### Your goal
Everything in the data should be repeated exactly, save for the images.

(Dataset rows)

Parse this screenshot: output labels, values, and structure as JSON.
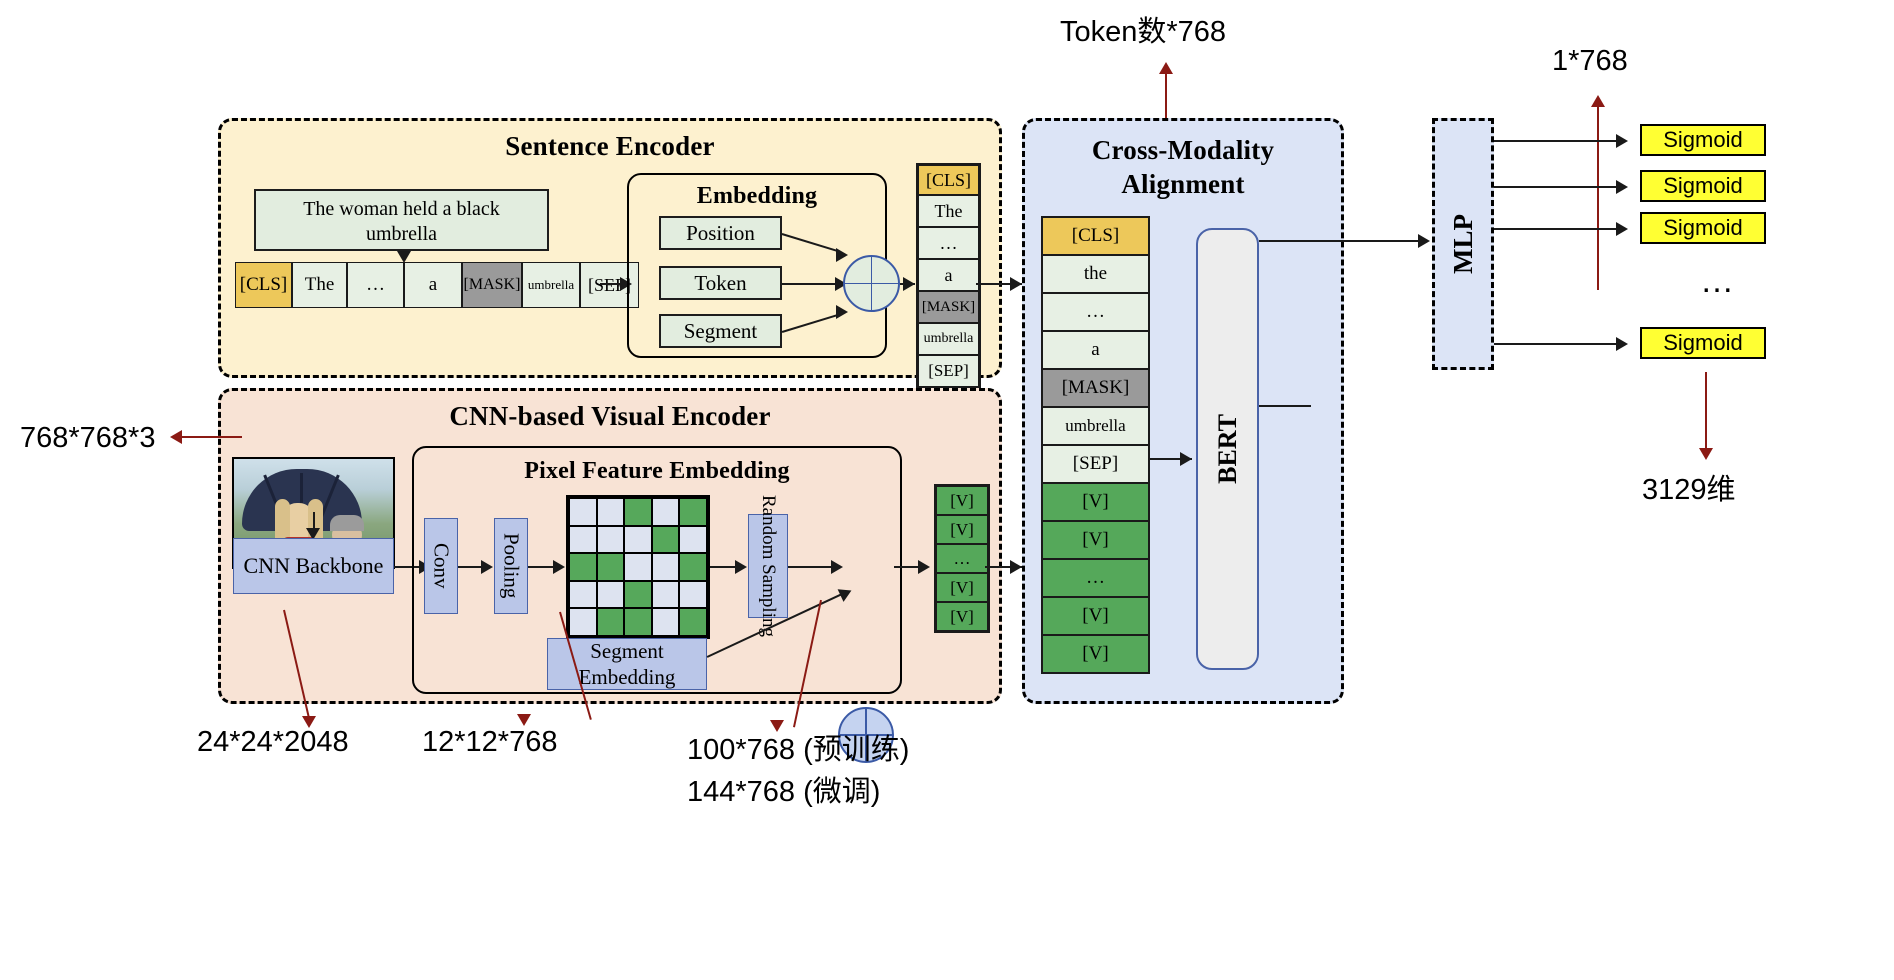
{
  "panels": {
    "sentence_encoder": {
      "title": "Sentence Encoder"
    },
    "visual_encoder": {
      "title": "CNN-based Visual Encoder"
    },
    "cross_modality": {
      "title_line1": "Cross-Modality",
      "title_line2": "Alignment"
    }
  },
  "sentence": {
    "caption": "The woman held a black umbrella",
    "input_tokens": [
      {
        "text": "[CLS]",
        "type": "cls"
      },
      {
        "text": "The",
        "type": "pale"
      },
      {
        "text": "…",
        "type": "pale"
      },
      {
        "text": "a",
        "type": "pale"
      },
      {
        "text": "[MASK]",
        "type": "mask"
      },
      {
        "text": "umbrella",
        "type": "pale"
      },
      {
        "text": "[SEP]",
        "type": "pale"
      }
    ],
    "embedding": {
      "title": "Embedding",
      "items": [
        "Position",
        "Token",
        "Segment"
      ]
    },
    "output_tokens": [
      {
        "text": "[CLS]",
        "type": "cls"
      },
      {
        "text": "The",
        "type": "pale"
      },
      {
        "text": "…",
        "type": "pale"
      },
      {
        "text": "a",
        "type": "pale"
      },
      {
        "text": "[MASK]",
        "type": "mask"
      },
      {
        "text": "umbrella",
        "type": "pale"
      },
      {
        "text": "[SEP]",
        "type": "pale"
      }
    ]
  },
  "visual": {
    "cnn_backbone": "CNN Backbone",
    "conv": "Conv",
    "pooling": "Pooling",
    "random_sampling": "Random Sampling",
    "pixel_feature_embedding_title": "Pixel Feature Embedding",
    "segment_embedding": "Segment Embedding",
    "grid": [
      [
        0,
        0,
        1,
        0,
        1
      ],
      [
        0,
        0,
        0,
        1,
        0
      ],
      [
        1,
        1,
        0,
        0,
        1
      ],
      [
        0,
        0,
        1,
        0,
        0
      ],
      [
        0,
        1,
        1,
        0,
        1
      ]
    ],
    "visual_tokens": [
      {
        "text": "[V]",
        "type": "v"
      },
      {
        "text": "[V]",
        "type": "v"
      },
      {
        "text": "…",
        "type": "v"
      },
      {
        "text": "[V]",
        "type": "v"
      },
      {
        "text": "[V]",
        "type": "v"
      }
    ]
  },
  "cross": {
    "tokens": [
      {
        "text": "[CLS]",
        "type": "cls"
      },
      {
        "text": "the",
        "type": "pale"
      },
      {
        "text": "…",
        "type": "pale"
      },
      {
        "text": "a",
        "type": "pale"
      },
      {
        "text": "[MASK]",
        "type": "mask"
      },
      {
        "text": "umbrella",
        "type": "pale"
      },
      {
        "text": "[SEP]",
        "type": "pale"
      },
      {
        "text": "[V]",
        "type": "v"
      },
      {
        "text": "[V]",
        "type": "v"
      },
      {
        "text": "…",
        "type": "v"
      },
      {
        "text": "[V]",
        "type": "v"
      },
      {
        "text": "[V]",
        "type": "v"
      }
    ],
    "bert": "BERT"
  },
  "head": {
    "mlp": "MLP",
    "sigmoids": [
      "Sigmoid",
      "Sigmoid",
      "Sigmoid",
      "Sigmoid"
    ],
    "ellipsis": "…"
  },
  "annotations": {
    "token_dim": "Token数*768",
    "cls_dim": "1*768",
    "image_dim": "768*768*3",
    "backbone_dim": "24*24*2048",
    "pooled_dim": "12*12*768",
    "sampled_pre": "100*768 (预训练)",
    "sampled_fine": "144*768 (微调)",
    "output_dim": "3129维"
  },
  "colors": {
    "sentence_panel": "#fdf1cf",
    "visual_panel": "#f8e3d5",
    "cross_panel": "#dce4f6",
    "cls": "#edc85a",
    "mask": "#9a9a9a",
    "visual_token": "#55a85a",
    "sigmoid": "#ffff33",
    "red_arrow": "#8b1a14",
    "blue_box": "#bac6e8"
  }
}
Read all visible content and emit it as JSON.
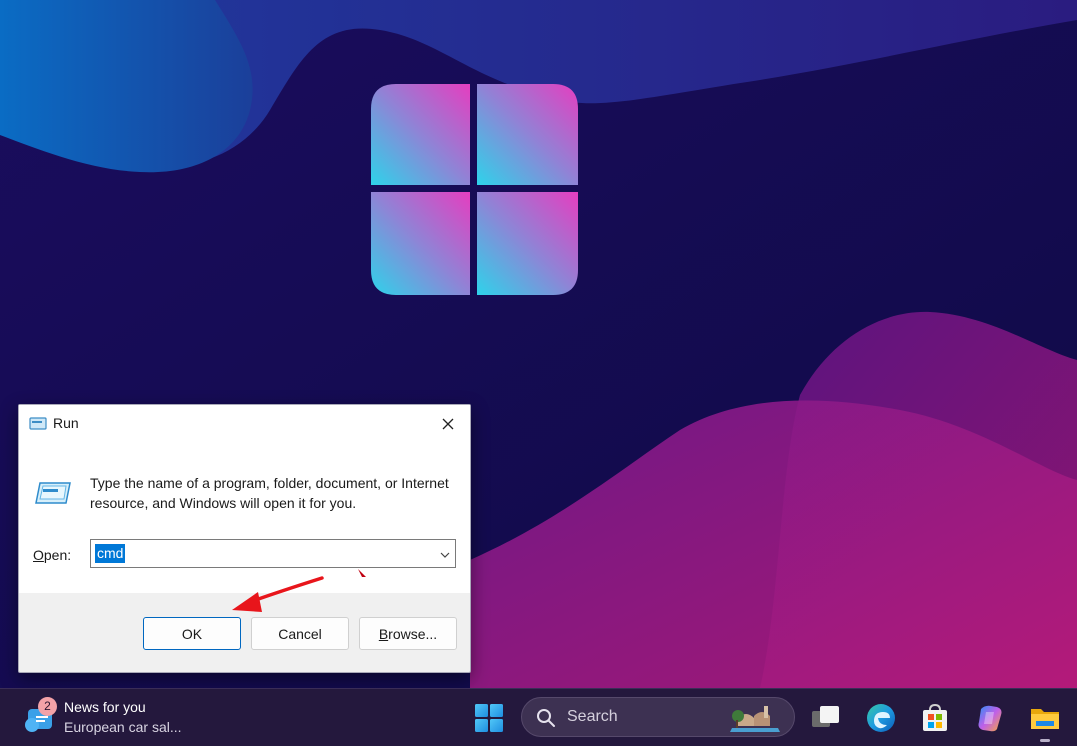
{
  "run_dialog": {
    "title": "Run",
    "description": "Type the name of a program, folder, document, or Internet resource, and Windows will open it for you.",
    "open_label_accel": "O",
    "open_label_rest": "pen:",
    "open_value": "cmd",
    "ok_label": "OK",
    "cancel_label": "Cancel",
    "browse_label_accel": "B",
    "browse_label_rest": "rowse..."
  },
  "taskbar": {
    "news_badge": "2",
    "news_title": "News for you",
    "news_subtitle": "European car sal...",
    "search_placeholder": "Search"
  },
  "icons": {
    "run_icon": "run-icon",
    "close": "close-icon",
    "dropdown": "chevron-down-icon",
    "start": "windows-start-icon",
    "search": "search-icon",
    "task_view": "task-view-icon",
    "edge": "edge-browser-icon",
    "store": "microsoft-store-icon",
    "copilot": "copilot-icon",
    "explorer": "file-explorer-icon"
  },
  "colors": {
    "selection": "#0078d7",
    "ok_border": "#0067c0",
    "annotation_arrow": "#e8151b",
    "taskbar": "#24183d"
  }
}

### Task solution
Parse this screenshot: output labels, values, and structure as JSON.
{
  "panels": {
    "sentence_encoder": {
      "title": "Sentence Encoder"
    },
    "visual_encoder": {
      "title": "CNN-based Visual Encoder"
    },
    "cross_modality": {
      "title_line1": "Cross-Modality",
      "title_line2": "Alignment"
    }
  },
  "sentence": {
    "caption": "The woman held a black umbrella",
    "input_tokens": [
      {
        "text": "[CLS]",
        "type": "cls"
      },
      {
        "text": "The",
        "type": "pale"
      },
      {
        "text": "…",
        "type": "pale"
      },
      {
        "text": "a",
        "type": "pale"
      },
      {
        "text": "[MASK]",
        "type": "mask"
      },
      {
        "text": "umbrella",
        "type": "pale"
      },
      {
        "text": "[SEP]",
        "type": "pale"
      }
    ],
    "embedding": {
      "title": "Embedding",
      "items": [
        "Position",
        "Token",
        "Segment"
      ]
    },
    "output_tokens": [
      {
        "text": "[CLS]",
        "type": "cls"
      },
      {
        "text": "The",
        "type": "pale"
      },
      {
        "text": "…",
        "type": "pale"
      },
      {
        "text": "a",
        "type": "pale"
      },
      {
        "text": "[MASK]",
        "type": "mask"
      },
      {
        "text": "umbrella",
        "type": "pale"
      },
      {
        "text": "[SEP]",
        "type": "pale"
      }
    ]
  },
  "visual": {
    "cnn_backbone": "CNN Backbone",
    "conv": "Conv",
    "pooling": "Pooling",
    "random_sampling": "Random Sampling",
    "pixel_feature_embedding_title": "Pixel Feature Embedding",
    "segment_embedding": "Segment Embedding",
    "grid": [
      [
        0,
        0,
        1,
        0,
        1
      ],
      [
        0,
        0,
        0,
        1,
        0
      ],
      [
        1,
        1,
        0,
        0,
        1
      ],
      [
        0,
        0,
        1,
        0,
        0
      ],
      [
        0,
        1,
        1,
        0,
        1
      ]
    ],
    "visual_tokens": [
      {
        "text": "[V]",
        "type": "v"
      },
      {
        "text": "[V]",
        "type": "v"
      },
      {
        "text": "…",
        "type": "v"
      },
      {
        "text": "[V]",
        "type": "v"
      },
      {
        "text": "[V]",
        "type": "v"
      }
    ]
  },
  "cross": {
    "tokens": [
      {
        "text": "[CLS]",
        "type": "cls"
      },
      {
        "text": "the",
        "type": "pale"
      },
      {
        "text": "…",
        "type": "pale"
      },
      {
        "text": "a",
        "type": "pale"
      },
      {
        "text": "[MASK]",
        "type": "mask"
      },
      {
        "text": "umbrella",
        "type": "pale"
      },
      {
        "text": "[SEP]",
        "type": "pale"
      },
      {
        "text": "[V]",
        "type": "v"
      },
      {
        "text": "[V]",
        "type": "v"
      },
      {
        "text": "…",
        "type": "v"
      },
      {
        "text": "[V]",
        "type": "v"
      },
      {
        "text": "[V]",
        "type": "v"
      }
    ],
    "bert": "BERT"
  },
  "head": {
    "mlp": "MLP",
    "sigmoids": [
      "Sigmoid",
      "Sigmoid",
      "Sigmoid",
      "Sigmoid"
    ],
    "ellipsis": "…"
  },
  "annotations": {
    "token_dim": "Token数*768",
    "cls_dim": "1*768",
    "image_dim": "768*768*3",
    "backbone_dim": "24*24*2048",
    "pooled_dim": "12*12*768",
    "sampled_pre": "100*768 (预训练)",
    "sampled_fine": "144*768 (微调)",
    "output_dim": "3129维"
  },
  "colors": {
    "sentence_panel": "#fdf1cf",
    "visual_panel": "#f8e3d5",
    "cross_panel": "#dce4f6",
    "cls": "#edc85a",
    "mask": "#9a9a9a",
    "visual_token": "#55a85a",
    "sigmoid": "#ffff33",
    "red_arrow": "#8b1a14",
    "blue_box": "#bac6e8"
  }
}
Read all visible content and emit it as JSON.
{
  "run_dialog": {
    "title": "Run",
    "description": "Type the name of a program, folder, document, or Internet resource, and Windows will open it for you.",
    "open_label_accel": "O",
    "open_label_rest": "pen:",
    "open_value": "cmd",
    "ok_label": "OK",
    "cancel_label": "Cancel",
    "browse_label_accel": "B",
    "browse_label_rest": "rowse..."
  },
  "taskbar": {
    "news_badge": "2",
    "news_title": "News for you",
    "news_subtitle": "European car sal...",
    "search_placeholder": "Search"
  },
  "icons": {
    "run_icon": "run-icon",
    "close": "close-icon",
    "dropdown": "chevron-down-icon",
    "start": "windows-start-icon",
    "search": "search-icon",
    "task_view": "task-view-icon",
    "edge": "edge-browser-icon",
    "store": "microsoft-store-icon",
    "copilot": "copilot-icon",
    "explorer": "file-explorer-icon"
  },
  "colors": {
    "selection": "#0078d7",
    "ok_border": "#0067c0",
    "annotation_arrow": "#e8151b",
    "taskbar": "#24183d"
  }
}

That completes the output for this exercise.